Description of the task: Every line holding the word "content" counts once. Give the total, nothing more.

== Data extract ==

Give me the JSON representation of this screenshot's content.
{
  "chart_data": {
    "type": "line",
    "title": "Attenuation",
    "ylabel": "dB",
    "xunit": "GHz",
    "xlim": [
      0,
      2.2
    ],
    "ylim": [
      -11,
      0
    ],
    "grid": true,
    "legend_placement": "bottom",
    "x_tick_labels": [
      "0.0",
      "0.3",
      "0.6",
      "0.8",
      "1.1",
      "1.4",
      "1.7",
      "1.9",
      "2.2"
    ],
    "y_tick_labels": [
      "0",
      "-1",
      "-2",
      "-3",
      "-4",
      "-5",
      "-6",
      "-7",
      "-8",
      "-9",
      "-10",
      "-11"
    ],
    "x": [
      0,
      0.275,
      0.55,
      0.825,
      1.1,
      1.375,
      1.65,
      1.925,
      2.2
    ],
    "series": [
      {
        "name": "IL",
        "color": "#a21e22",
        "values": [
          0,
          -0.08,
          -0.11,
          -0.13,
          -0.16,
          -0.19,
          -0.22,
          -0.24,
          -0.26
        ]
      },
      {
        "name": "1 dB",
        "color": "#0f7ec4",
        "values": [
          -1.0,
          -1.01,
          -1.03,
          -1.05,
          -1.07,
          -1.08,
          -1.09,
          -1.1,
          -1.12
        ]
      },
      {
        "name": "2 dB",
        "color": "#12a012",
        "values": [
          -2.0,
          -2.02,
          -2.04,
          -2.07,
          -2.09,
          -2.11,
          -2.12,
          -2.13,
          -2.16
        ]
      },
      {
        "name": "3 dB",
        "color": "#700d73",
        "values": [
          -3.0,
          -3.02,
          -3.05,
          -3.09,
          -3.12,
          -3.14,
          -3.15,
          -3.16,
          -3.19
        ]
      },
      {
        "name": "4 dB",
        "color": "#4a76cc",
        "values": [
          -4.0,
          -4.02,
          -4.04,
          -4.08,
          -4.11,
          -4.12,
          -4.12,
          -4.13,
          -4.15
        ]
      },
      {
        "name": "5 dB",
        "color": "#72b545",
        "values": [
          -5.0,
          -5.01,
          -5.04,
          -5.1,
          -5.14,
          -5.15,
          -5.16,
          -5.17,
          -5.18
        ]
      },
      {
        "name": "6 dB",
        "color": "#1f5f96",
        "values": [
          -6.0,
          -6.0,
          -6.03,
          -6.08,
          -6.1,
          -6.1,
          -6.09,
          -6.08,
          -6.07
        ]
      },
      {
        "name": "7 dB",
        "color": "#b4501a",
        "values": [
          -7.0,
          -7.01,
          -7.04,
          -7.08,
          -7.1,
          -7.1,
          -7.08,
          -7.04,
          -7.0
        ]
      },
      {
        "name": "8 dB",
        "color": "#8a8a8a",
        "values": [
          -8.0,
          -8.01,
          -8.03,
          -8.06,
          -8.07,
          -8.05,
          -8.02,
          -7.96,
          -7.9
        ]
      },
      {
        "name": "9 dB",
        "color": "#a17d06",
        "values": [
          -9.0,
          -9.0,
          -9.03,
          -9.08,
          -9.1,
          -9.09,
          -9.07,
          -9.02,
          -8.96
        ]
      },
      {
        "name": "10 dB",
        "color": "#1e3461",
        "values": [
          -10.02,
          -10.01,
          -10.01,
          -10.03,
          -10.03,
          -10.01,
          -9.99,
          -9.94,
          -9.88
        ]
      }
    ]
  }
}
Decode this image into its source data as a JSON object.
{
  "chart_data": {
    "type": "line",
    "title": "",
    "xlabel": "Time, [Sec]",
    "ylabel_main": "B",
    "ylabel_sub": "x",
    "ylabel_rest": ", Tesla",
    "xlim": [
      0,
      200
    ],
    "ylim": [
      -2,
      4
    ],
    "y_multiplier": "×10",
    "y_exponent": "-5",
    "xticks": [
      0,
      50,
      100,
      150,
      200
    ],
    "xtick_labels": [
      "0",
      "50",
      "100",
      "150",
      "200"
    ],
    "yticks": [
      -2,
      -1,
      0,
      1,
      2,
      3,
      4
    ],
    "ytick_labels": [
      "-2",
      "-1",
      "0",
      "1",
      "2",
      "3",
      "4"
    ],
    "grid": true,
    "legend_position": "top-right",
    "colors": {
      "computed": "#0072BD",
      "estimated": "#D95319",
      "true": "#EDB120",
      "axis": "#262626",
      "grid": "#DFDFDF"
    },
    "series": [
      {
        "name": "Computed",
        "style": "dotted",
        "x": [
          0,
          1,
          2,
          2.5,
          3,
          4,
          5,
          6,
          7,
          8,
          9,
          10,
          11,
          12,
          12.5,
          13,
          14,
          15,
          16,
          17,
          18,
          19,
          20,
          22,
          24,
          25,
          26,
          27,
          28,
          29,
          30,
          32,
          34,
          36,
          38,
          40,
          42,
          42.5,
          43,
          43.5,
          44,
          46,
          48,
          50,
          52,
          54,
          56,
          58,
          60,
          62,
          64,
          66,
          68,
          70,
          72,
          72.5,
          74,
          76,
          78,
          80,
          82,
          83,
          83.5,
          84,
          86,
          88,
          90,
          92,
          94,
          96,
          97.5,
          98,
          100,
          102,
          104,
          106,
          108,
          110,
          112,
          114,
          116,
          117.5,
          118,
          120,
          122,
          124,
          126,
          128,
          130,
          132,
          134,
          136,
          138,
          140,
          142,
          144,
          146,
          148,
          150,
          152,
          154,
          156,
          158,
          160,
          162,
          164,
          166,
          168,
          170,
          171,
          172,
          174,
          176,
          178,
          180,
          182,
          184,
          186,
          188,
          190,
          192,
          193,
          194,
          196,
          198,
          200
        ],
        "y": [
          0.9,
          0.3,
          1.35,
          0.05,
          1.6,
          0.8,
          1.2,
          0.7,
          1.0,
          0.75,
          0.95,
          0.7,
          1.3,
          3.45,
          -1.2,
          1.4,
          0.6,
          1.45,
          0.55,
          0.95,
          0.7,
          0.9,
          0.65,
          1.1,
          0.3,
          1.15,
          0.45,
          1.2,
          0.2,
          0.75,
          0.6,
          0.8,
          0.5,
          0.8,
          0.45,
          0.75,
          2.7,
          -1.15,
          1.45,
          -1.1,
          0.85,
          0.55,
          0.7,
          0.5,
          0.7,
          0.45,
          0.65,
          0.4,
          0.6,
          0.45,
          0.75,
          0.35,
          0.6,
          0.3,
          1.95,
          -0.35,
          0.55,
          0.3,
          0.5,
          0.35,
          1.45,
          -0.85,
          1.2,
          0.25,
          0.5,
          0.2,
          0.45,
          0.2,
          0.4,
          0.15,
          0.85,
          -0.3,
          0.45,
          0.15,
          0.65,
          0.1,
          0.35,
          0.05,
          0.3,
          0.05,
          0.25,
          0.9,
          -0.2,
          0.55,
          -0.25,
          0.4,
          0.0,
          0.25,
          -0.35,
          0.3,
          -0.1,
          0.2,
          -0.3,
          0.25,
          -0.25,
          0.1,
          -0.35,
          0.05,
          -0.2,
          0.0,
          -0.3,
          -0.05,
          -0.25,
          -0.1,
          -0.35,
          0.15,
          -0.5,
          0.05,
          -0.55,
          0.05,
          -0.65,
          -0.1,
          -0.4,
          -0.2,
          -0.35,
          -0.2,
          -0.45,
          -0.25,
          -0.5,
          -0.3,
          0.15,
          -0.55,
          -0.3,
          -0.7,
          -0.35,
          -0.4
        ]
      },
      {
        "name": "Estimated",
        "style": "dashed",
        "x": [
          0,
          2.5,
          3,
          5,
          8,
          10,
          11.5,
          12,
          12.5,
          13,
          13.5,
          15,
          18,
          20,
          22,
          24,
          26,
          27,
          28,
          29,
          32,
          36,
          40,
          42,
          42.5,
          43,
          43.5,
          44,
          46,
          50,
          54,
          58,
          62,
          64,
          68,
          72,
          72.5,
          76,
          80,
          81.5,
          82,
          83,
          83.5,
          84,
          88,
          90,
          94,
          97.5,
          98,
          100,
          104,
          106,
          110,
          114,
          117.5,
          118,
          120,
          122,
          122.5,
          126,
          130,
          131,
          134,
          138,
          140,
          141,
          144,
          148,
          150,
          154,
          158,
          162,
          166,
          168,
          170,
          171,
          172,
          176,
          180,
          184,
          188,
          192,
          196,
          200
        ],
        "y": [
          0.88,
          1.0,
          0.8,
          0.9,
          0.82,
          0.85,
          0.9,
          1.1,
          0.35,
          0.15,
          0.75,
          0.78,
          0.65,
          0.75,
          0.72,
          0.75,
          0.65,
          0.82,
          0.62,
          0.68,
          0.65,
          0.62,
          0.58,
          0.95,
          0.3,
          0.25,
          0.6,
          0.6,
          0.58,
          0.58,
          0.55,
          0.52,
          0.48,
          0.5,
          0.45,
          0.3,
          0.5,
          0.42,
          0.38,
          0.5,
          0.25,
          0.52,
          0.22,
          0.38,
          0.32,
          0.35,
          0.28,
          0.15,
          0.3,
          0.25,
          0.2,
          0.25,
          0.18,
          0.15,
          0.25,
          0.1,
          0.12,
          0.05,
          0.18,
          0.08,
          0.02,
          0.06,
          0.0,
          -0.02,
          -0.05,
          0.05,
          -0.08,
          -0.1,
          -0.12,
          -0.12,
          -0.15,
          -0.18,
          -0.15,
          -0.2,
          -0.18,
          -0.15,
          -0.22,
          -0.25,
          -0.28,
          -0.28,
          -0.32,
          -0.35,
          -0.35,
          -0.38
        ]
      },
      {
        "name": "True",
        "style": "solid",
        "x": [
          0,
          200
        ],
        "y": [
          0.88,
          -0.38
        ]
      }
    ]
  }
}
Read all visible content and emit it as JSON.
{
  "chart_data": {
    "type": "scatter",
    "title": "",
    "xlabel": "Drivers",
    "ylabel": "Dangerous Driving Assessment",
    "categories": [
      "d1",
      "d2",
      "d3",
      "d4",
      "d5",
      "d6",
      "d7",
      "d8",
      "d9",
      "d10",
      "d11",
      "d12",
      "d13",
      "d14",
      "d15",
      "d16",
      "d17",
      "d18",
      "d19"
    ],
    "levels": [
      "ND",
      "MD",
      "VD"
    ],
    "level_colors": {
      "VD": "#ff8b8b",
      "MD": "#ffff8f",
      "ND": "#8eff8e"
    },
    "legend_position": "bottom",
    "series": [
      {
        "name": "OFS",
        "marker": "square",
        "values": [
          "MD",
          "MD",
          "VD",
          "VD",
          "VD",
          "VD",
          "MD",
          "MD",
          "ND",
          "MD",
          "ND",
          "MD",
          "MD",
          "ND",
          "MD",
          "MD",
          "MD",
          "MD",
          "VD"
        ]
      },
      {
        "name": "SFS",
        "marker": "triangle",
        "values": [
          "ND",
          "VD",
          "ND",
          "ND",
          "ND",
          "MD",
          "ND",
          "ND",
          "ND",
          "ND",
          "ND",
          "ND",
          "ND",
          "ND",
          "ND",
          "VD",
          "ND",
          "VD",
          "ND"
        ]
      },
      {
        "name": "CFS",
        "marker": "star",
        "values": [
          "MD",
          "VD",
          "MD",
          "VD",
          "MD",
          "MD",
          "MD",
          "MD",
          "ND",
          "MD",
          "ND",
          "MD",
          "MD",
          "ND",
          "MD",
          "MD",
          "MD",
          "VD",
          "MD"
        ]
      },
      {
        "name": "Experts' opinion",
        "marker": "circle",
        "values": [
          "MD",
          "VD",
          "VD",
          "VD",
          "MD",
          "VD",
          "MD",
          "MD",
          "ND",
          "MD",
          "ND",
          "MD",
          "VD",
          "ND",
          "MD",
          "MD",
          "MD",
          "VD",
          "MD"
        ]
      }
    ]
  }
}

===

Final result: 2